# [RAW DATA]
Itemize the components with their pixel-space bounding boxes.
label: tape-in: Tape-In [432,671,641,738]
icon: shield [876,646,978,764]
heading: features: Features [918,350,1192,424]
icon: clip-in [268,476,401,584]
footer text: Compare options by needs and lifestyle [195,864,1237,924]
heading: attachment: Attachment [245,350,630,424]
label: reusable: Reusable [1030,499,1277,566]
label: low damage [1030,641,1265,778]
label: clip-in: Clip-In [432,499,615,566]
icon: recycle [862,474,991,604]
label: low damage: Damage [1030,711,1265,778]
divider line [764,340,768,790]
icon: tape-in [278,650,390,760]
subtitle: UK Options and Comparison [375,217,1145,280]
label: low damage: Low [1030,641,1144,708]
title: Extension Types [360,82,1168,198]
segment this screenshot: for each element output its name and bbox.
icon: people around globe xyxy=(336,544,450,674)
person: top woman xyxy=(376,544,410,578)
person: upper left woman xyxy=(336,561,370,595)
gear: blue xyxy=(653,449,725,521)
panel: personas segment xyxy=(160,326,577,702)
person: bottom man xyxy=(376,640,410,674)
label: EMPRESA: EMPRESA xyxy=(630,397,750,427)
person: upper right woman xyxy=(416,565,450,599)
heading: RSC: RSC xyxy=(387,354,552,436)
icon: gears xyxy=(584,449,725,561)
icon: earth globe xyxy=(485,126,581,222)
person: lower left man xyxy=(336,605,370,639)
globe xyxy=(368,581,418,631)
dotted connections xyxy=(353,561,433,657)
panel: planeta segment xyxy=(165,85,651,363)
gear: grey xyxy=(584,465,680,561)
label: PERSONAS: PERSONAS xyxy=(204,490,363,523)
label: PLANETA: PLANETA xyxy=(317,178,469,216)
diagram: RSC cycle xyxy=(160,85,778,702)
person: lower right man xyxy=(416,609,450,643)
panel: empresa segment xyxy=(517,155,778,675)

# [SHORT TASK]
Turn every line of the material above into a Markdown table with the columns Row and Line, numbering the rows in order and leaving out blank lines.

# [SOLUTION TO THE PROBLEM]
| Row | Line |
|---|---|
| 1 | Itemize the components with their pixel-space bounding boxes. |
| 2 | label: tape-in: Tape-In [432,671,641,738] |
| 3 | icon: shield [876,646,978,764] |
| 4 | heading: features: Features [918,350,1192,424] |
| 5 | icon: clip-in [268,476,401,584] |
| 6 | footer text: Compare options by needs and lifestyle [195,864,1237,924] |
| 7 | heading: attachment: Attachment [245,350,630,424] |
| 8 | label: reusable: Reusable [1030,499,1277,566] |
| 9 | label: low damage [1030,641,1265,778] |
| 10 | label: clip-in: Clip-In [432,499,615,566] |
| 11 | icon: recycle [862,474,991,604] |
| 12 | label: low damage: Damage [1030,711,1265,778] |
| 13 | divider line [764,340,768,790] |
| 14 | icon: tape-in [278,650,390,760] |
| 15 | subtitle: UK Options and Comparison [375,217,1145,280] |
| 16 | label: low damage: Low [1030,641,1144,708] |
| 17 | title: Extension Types [360,82,1168,198] |
| 18 | segment this screenshot: for each element output its name and bbox. |
| 19 | icon: people around globe xyxy=(336,544,450,674) |
| 20 | person: top woman xyxy=(376,544,410,578) |
| 21 | person: upper left woman xyxy=(336,561,370,595) |
| 22 | gear: blue xyxy=(653,449,725,521) |
| 23 | panel: personas segment xyxy=(160,326,577,702) |
| 24 | person: bottom man xyxy=(376,640,410,674) |
| 25 | label: EMPRESA: EMPRESA xyxy=(630,397,750,427) |
| 26 | person: upper right woman xyxy=(416,565,450,599) |
| 27 | heading: RSC: RSC xyxy=(387,354,552,436) |
| 28 | icon: gears xyxy=(584,449,725,561) |
| 29 | icon: earth globe xyxy=(485,126,581,222) |
| 30 | person: lower left man xyxy=(336,605,370,639) |
| 31 | globe xyxy=(368,581,418,631) |
| 32 | dotted connections xyxy=(353,561,433,657) |
| 33 | panel: planeta segment xyxy=(165,85,651,363) |
| 34 | gear: grey xyxy=(584,465,680,561) |
| 35 | label: PERSONAS: PERSONAS xyxy=(204,490,363,523) |
| 36 | label: PLANETA: PLANETA xyxy=(317,178,469,216) |
| 37 | diagram: RSC cycle xyxy=(160,85,778,702) |
| 38 | person: lower right man xyxy=(416,609,450,643) |
| 39 | panel: empresa segment xyxy=(517,155,778,675) |